◆ **What you have to do**
Below are some records. How many of their lines contain the string "icon"? Give the number only.

● ● ● ● ●

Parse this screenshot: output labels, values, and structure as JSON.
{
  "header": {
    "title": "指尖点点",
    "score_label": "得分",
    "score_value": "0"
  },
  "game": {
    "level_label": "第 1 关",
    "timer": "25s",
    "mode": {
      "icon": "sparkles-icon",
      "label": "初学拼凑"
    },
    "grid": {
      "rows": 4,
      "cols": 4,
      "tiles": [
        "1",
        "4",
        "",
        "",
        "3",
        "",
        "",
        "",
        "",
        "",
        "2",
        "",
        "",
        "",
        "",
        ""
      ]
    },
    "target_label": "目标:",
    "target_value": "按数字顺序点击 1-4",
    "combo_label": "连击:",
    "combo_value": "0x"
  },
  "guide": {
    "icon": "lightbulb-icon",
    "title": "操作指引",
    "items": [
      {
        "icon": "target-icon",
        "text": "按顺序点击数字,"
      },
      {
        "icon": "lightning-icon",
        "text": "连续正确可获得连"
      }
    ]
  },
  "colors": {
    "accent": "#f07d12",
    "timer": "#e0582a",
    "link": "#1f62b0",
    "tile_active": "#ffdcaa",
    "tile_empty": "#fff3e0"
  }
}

● ● ● ● ●

◆ **Task response**
4